[Entries from a dataset]

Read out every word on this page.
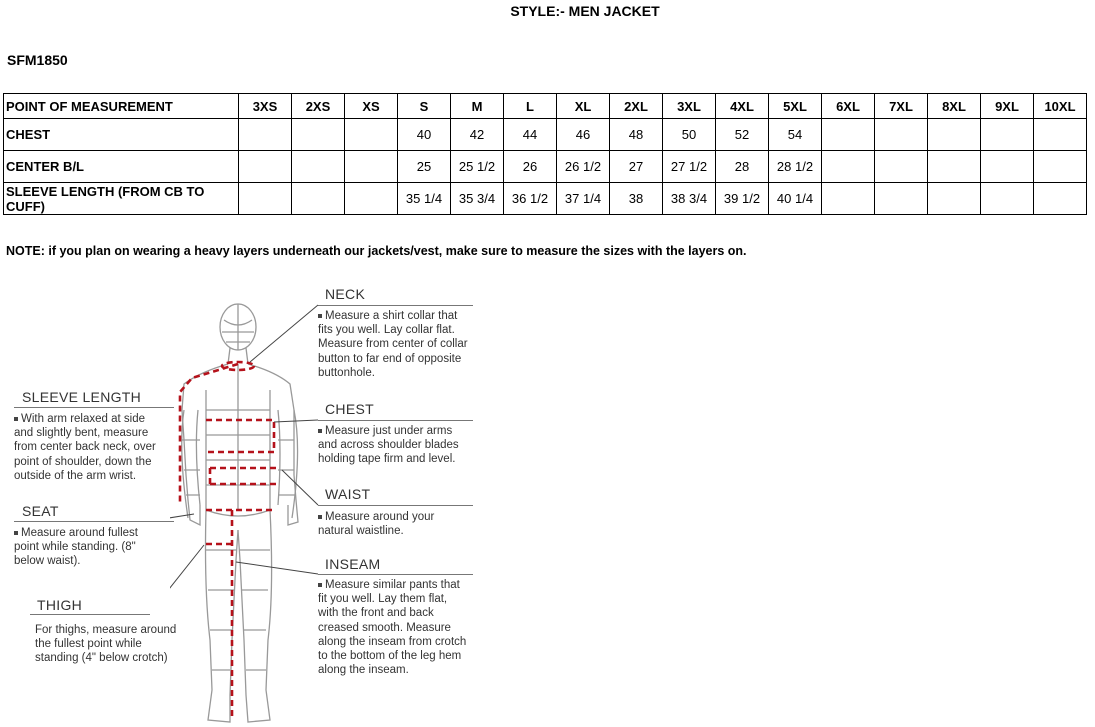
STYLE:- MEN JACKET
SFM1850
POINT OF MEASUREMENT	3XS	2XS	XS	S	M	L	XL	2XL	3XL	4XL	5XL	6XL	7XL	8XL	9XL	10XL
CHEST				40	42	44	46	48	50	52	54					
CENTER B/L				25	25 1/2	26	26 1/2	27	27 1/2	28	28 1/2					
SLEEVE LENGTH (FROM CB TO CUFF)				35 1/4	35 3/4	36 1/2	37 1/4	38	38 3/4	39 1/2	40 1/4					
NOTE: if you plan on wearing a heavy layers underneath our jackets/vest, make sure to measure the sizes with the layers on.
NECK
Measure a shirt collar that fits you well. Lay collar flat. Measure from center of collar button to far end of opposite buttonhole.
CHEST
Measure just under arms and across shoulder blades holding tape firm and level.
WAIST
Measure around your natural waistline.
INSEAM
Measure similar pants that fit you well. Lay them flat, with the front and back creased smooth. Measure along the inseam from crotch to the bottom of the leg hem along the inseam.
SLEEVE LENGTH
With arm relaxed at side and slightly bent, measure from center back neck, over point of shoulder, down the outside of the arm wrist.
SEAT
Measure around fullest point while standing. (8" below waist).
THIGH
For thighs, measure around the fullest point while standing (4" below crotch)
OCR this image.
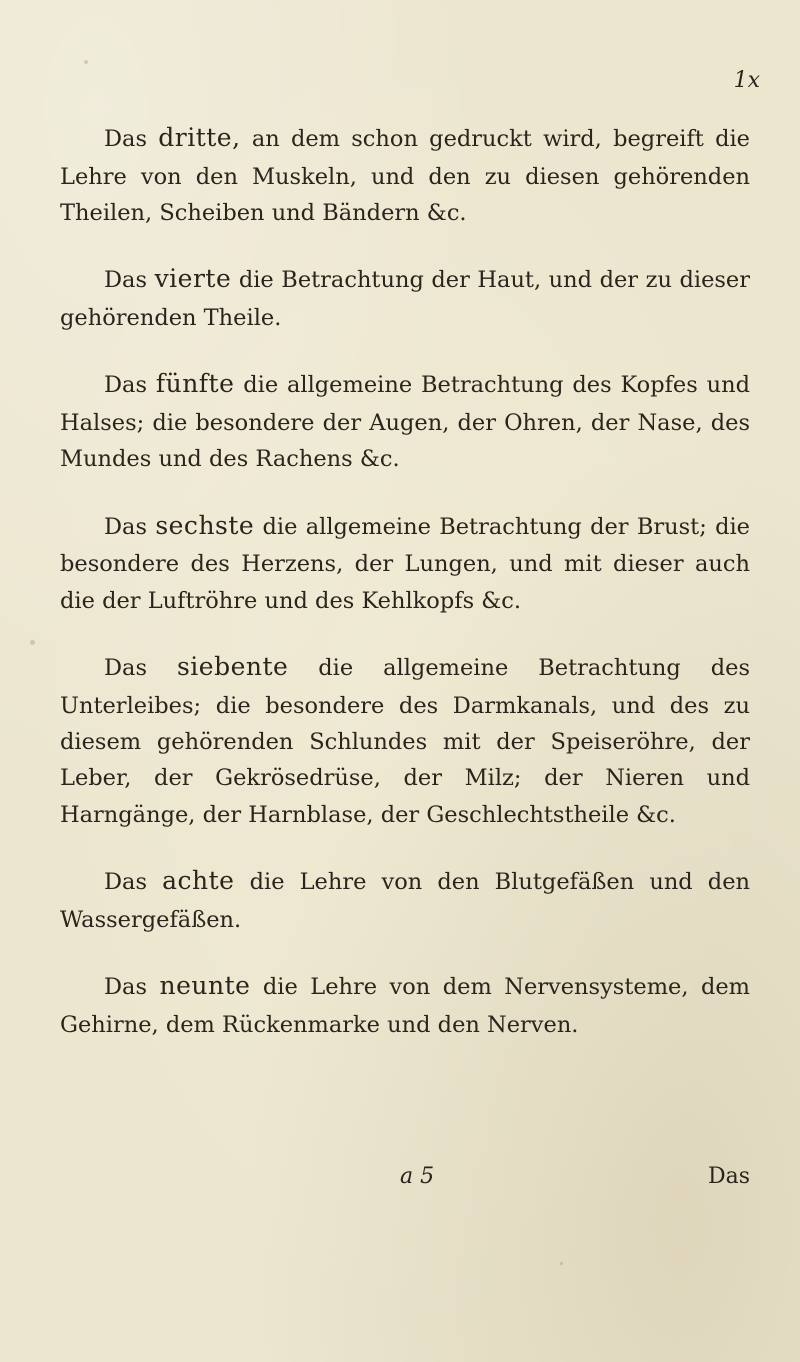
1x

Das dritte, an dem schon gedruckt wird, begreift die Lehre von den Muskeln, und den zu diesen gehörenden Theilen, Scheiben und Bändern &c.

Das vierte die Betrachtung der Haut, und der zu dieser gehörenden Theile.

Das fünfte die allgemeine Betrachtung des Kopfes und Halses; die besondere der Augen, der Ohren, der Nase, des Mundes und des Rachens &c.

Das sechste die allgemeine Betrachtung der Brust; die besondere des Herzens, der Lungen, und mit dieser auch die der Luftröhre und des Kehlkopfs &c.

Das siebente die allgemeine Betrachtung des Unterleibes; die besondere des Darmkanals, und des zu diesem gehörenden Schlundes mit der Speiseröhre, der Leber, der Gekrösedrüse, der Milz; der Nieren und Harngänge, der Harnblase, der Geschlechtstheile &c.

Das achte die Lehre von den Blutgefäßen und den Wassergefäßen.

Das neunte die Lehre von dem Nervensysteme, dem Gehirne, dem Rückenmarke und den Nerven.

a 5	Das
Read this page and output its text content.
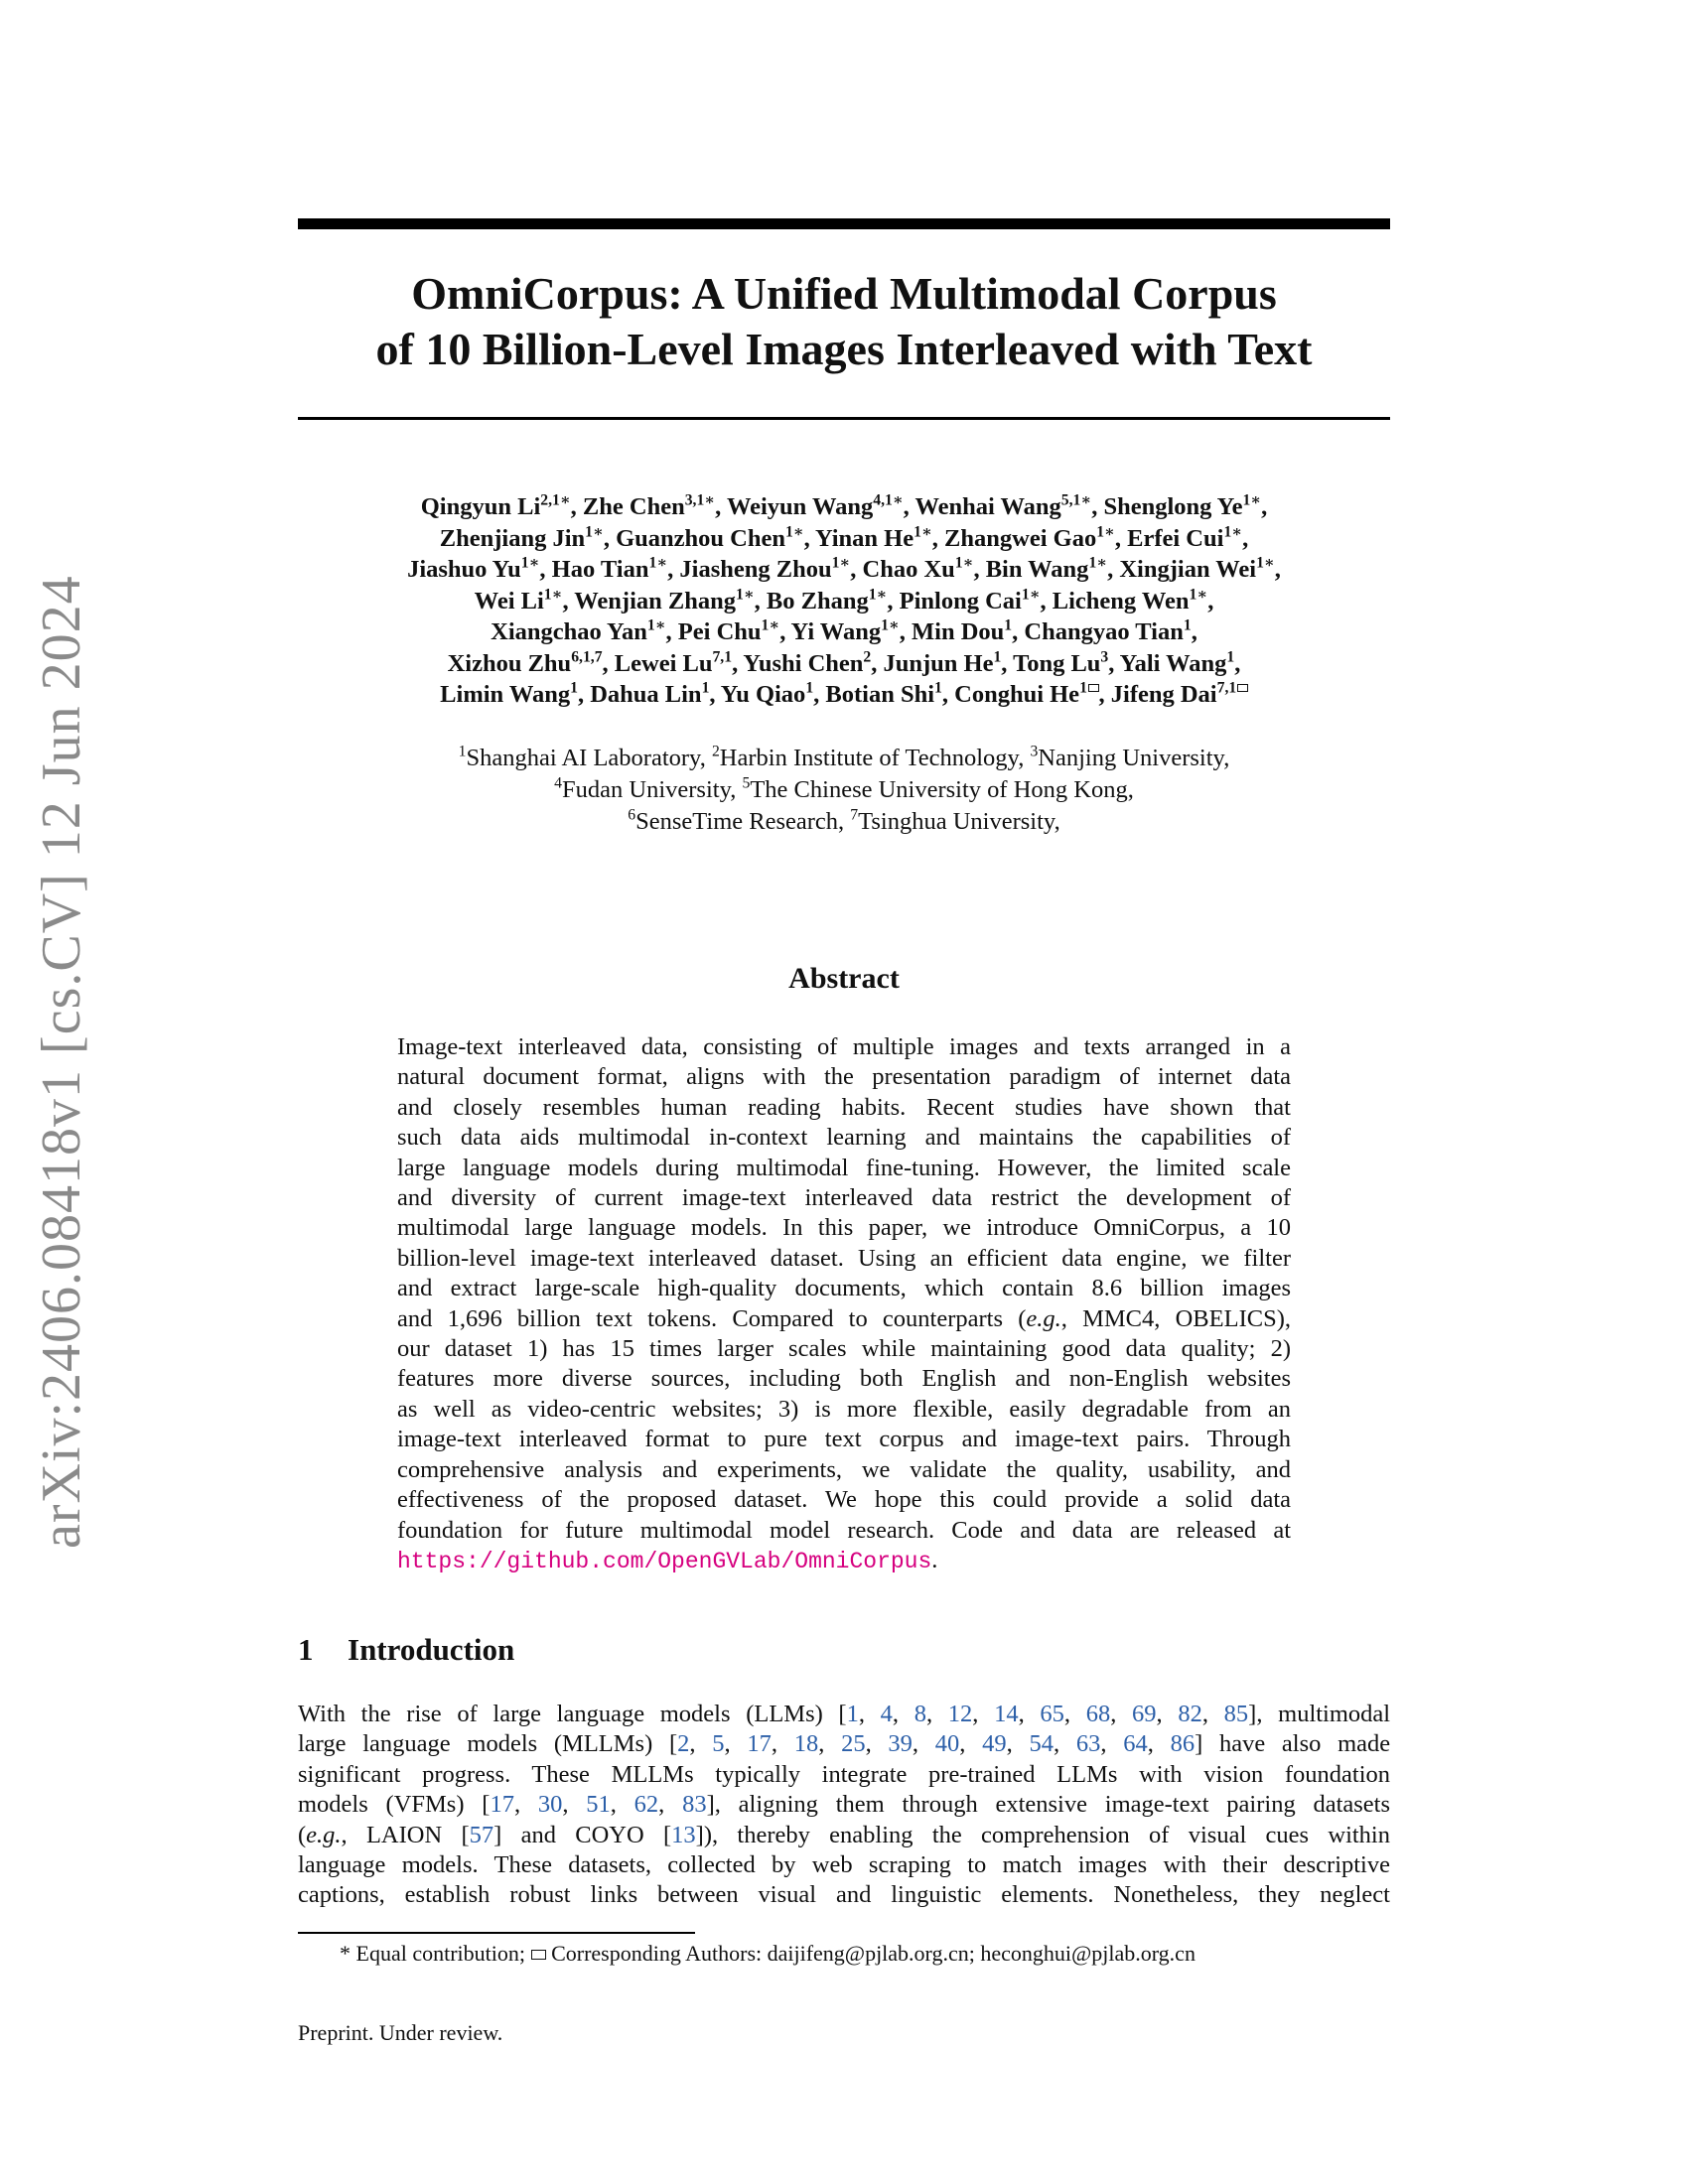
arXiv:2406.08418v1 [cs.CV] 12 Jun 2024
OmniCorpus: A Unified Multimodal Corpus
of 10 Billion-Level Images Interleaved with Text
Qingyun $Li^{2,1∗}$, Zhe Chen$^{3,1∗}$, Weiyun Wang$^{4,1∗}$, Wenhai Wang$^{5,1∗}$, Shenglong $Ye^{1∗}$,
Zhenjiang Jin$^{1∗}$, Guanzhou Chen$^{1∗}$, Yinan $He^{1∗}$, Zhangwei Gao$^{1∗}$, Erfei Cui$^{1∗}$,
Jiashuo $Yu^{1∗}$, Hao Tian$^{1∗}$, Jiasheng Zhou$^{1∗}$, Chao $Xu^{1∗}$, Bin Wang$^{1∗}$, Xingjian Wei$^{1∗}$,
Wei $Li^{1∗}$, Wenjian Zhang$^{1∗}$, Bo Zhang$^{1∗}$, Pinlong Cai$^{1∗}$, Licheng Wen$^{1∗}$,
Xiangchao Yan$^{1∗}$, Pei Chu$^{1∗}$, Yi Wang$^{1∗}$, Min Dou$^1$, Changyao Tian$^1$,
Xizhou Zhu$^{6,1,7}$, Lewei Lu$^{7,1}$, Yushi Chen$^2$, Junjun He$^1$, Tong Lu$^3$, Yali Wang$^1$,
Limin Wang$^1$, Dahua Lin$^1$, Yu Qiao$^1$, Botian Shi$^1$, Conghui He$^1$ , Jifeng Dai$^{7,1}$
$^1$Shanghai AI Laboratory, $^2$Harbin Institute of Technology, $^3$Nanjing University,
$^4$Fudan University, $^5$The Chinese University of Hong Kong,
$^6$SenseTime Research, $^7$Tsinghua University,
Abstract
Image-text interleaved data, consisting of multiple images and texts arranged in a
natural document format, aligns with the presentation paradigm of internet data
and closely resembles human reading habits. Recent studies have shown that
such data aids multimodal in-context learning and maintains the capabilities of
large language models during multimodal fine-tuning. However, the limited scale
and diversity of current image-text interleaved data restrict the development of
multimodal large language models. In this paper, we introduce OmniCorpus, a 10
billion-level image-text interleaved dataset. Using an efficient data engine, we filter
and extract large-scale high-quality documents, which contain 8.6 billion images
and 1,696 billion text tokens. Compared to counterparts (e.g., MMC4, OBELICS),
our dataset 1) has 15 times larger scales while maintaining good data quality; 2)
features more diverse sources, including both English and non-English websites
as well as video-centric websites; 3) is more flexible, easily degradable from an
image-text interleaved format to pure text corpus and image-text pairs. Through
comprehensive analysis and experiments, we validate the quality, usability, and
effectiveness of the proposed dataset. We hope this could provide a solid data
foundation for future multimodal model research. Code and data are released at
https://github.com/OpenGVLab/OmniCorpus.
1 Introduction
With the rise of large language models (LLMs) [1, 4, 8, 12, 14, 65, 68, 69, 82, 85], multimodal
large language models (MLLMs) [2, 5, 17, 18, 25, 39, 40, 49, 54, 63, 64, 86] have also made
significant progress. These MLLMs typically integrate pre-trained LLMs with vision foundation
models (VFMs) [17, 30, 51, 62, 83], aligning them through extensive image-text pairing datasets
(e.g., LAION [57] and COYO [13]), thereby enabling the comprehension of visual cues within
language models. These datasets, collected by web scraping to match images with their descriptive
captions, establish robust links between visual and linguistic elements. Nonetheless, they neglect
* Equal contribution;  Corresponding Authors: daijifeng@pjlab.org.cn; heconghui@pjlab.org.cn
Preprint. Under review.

## REQUIRED TASK
Quote every line word for word and keep the images out of the copy.

## EXERCISE RESPONSE
Read out every word on this page.
STYLE:- MEN JACKET
SFM1850
POINT OF MEASUREMENT	3XS	2XS	XS	S	M	L	XL	2XL	3XL	4XL	5XL	6XL	7XL	8XL	9XL	10XL
CHEST				40	42	44	46	48	50	52	54					
CENTER B/L				25	25 1/2	26	26 1/2	27	27 1/2	28	28 1/2					
SLEEVE LENGTH (FROM CB TO CUFF)				35 1/4	35 3/4	36 1/2	37 1/4	38	38 3/4	39 1/2	40 1/4					
NOTE: if you plan on wearing a heavy layers underneath our jackets/vest, make sure to measure the sizes with the layers on.
NECK
Measure a shirt collar that fits you well. Lay collar flat. Measure from center of collar button to far end of opposite buttonhole.
CHEST
Measure just under arms and across shoulder blades holding tape firm and level.
WAIST
Measure around your natural waistline.
INSEAM
Measure similar pants that fit you well. Lay them flat, with the front and back creased smooth. Measure along the inseam from crotch to the bottom of the leg hem along the inseam.
SLEEVE LENGTH
With arm relaxed at side and slightly bent, measure from center back neck, over point of shoulder, down the outside of the arm wrist.
SEAT
Measure around fullest point while standing. (8" below waist).
THIGH
For thighs, measure around the fullest point while standing (4" below crotch)
OCR this image.
1x

Das dritte, an dem schon gedruckt wird, begreift die Lehre von den Muskeln, und den zu diesen gehörenden Theilen, Scheiben und Bändern &c.

Das vierte die Betrachtung der Haut, und der zu dieser gehörenden Theile.

Das fünfte die allgemeine Betrachtung des Kopfes und Halses; die besondere der Augen, der Ohren, der Nase, des Mundes und des Rachens &c.

Das sechste die allgemeine Betrachtung der Brust; die besondere des Herzens, der Lungen, und mit dieser auch die der Luftröhre und des Kehlkopfs &c.

Das siebente die allgemeine Betrachtung des Unterleibes; die besondere des Darmkanals, und des zu diesem gehörenden Schlundes mit der Speiseröhre, der Leber, der Gekrösedrüse, der Milz; der Nieren und Harngänge, der Harnblase, der Geschlechtstheile &c.

Das achte die Lehre von den Blutgefäßen und den Wassergefäßen.

Das neunte die Lehre von dem Nervensysteme, dem Gehirne, dem Rückenmarke und den Nerven.

a 5	Das
Read this page and output its text content.
arXiv:2406.08418v1 [cs.CV] 12 Jun 2024
OmniCorpus: A Unified Multimodal Corpus
of 10 Billion-Level Images Interleaved with Text
Qingyun $Li^{2,1∗}$, Zhe Chen$^{3,1∗}$, Weiyun Wang$^{4,1∗}$, Wenhai Wang$^{5,1∗}$, Shenglong $Ye^{1∗}$,
Zhenjiang Jin$^{1∗}$, Guanzhou Chen$^{1∗}$, Yinan $He^{1∗}$, Zhangwei Gao$^{1∗}$, Erfei Cui$^{1∗}$,
Jiashuo $Yu^{1∗}$, Hao Tian$^{1∗}$, Jiasheng Zhou$^{1∗}$, Chao $Xu^{1∗}$, Bin Wang$^{1∗}$, Xingjian Wei$^{1∗}$,
Wei $Li^{1∗}$, Wenjian Zhang$^{1∗}$, Bo Zhang$^{1∗}$, Pinlong Cai$^{1∗}$, Licheng Wen$^{1∗}$,
Xiangchao Yan$^{1∗}$, Pei Chu$^{1∗}$, Yi Wang$^{1∗}$, Min Dou$^1$, Changyao Tian$^1$,
Xizhou Zhu$^{6,1,7}$, Lewei Lu$^{7,1}$, Yushi Chen$^2$, Junjun He$^1$, Tong Lu$^3$, Yali Wang$^1$,
Limin Wang$^1$, Dahua Lin$^1$, Yu Qiao$^1$, Botian Shi$^1$, Conghui He$^1$ , Jifeng Dai$^{7,1}$
$^1$Shanghai AI Laboratory, $^2$Harbin Institute of Technology, $^3$Nanjing University,
$^4$Fudan University, $^5$The Chinese University of Hong Kong,
$^6$SenseTime Research, $^7$Tsinghua University,
Abstract
Image-text interleaved data, consisting of multiple images and texts arranged in a
natural document format, aligns with the presentation paradigm of internet data
and closely resembles human reading habits. Recent studies have shown that
such data aids multimodal in-context learning and maintains the capabilities of
large language models during multimodal fine-tuning. However, the limited scale
and diversity of current image-text interleaved data restrict the development of
multimodal large language models. In this paper, we introduce OmniCorpus, a 10
billion-level image-text interleaved dataset. Using an efficient data engine, we filter
and extract large-scale high-quality documents, which contain 8.6 billion images
and 1,696 billion text tokens. Compared to counterparts (e.g., MMC4, OBELICS),
our dataset 1) has 15 times larger scales while maintaining good data quality; 2)
features more diverse sources, including both English and non-English websites
as well as video-centric websites; 3) is more flexible, easily degradable from an
image-text interleaved format to pure text corpus and image-text pairs. Through
comprehensive analysis and experiments, we validate the quality, usability, and
effectiveness of the proposed dataset. We hope this could provide a solid data
foundation for future multimodal model research. Code and data are released at
https://github.com/OpenGVLab/OmniCorpus.
1 Introduction
With the rise of large language models (LLMs) [1, 4, 8, 12, 14, 65, 68, 69, 82, 85], multimodal
large language models (MLLMs) [2, 5, 17, 18, 25, 39, 40, 49, 54, 63, 64, 86] have also made
significant progress. These MLLMs typically integrate pre-trained LLMs with vision foundation
models (VFMs) [17, 30, 51, 62, 83], aligning them through extensive image-text pairing datasets
(e.g., LAION [57] and COYO [13]), thereby enabling the comprehension of visual cues within
language models. These datasets, collected by web scraping to match images with their descriptive
captions, establish robust links between visual and linguistic elements. Nonetheless, they neglect
* Equal contribution;  Corresponding Authors: daijifeng@pjlab.org.cn; heconghui@pjlab.org.cn
Preprint. Under review.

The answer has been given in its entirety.